WHAT TO DO.
Search the data for the word "Température". Reproduce every line where it is found.

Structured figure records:
-- START --

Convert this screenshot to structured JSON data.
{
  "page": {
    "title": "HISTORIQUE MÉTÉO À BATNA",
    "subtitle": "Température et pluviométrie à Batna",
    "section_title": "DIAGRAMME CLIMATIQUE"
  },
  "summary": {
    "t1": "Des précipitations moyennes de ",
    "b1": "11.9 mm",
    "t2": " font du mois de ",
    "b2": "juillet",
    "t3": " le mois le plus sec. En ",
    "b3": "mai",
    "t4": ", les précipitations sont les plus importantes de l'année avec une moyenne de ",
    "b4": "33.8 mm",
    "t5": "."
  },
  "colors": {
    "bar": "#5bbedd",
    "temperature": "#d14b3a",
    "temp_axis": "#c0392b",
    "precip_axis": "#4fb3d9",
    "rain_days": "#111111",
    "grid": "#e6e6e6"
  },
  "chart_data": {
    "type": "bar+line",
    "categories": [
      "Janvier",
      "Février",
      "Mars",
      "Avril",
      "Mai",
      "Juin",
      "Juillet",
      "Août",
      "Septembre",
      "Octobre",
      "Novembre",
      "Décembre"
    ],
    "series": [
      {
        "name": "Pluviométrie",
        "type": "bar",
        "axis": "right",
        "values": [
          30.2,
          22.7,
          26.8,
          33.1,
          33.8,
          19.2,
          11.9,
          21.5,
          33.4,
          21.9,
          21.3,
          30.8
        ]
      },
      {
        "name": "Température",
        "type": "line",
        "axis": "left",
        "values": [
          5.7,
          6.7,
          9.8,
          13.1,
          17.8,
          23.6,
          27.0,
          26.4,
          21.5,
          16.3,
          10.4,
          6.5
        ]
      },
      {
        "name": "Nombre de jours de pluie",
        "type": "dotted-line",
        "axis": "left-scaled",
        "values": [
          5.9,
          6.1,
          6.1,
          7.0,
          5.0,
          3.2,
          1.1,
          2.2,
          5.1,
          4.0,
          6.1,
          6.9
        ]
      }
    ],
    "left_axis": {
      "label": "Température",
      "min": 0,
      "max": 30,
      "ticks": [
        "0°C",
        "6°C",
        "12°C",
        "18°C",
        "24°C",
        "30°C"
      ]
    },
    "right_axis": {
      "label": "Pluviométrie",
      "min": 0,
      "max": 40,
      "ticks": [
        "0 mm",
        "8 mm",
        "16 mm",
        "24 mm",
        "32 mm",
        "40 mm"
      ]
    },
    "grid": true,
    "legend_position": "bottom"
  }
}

-- END --
-- START --

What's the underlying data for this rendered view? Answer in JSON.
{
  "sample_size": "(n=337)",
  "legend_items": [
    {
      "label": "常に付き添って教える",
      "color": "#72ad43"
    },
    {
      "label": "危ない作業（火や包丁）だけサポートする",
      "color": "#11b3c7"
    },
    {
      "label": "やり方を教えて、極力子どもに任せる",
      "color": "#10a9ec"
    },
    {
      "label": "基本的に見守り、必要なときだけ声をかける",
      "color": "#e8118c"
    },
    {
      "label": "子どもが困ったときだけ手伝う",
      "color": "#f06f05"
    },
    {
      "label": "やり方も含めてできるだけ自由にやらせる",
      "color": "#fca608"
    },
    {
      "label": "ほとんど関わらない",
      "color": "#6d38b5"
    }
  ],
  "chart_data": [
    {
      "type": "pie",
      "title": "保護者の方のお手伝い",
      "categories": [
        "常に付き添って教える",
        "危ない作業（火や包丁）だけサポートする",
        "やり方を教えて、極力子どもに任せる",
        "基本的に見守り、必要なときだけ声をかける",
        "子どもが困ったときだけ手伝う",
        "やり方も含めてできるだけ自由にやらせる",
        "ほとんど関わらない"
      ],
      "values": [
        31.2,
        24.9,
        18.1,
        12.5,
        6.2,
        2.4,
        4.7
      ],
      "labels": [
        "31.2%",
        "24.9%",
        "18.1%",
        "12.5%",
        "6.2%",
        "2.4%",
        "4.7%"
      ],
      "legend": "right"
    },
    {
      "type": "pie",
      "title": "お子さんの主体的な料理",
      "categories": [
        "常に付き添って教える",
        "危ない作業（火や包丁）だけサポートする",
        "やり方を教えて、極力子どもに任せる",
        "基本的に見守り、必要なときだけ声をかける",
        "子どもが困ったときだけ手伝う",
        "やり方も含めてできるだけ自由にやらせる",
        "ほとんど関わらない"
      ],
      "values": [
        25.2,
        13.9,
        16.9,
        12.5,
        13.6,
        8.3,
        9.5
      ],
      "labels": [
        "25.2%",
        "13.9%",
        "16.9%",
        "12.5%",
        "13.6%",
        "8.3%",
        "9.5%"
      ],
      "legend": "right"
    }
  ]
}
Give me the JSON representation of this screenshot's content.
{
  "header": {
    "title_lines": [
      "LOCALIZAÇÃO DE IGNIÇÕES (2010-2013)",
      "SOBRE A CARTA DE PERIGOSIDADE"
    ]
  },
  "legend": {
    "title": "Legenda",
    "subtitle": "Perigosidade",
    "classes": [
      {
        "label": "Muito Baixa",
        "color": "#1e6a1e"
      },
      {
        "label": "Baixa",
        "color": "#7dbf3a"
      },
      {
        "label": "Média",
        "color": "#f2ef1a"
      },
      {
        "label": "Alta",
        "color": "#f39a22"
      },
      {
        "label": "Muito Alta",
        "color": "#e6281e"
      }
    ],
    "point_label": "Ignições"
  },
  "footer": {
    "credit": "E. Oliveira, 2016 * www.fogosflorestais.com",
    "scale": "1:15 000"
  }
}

-- END --
-- START --

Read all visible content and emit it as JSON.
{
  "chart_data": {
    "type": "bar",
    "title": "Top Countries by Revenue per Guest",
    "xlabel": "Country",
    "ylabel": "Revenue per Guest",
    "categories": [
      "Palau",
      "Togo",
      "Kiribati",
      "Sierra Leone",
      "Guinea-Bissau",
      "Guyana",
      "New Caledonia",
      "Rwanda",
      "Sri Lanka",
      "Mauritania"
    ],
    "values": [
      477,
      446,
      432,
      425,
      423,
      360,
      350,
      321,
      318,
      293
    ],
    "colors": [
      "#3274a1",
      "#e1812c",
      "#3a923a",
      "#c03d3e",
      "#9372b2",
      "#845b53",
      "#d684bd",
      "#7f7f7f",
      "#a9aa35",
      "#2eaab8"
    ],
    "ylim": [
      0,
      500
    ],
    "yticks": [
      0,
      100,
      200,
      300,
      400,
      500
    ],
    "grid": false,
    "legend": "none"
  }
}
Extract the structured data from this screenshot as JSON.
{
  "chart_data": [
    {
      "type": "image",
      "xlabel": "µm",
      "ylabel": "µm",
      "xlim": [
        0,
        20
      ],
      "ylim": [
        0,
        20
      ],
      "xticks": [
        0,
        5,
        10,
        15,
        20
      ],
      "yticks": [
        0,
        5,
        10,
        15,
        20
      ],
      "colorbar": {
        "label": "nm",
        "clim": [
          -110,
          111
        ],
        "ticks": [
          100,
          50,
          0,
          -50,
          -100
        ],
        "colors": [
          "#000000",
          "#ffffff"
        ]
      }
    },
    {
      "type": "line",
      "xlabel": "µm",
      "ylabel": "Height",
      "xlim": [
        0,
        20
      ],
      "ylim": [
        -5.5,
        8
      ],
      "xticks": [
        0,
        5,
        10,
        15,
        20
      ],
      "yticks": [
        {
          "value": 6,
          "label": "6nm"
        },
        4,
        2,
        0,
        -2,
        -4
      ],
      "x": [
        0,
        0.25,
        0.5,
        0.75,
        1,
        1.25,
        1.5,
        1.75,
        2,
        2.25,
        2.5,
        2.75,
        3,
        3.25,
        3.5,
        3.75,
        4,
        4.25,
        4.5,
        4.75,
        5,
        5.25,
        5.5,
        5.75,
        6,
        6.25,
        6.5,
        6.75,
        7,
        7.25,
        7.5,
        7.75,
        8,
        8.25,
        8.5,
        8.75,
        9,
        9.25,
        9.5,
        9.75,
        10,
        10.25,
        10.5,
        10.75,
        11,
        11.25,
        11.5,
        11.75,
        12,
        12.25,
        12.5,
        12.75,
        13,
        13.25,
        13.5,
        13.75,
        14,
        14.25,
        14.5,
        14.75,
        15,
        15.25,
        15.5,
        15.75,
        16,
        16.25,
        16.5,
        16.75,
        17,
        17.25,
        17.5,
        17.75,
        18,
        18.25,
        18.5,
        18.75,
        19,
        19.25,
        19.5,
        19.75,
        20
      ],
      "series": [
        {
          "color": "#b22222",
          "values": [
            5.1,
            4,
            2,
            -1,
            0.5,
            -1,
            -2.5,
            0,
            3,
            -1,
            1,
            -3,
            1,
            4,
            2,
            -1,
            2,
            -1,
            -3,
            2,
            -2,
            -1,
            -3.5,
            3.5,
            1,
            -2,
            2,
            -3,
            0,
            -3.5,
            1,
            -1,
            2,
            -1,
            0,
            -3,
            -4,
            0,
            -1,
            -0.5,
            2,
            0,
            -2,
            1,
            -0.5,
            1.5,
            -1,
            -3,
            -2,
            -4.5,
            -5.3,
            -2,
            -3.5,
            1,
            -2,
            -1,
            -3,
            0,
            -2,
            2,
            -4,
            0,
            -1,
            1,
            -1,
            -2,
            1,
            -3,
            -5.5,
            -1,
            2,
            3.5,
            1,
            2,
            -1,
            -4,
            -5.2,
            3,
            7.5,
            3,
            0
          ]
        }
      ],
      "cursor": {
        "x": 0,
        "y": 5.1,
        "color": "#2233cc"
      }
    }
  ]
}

-- END --

RESPONSE.
    "subtitle": "Température et pluviométrie à Batna",
        "name": "Température",
      "label": "Température",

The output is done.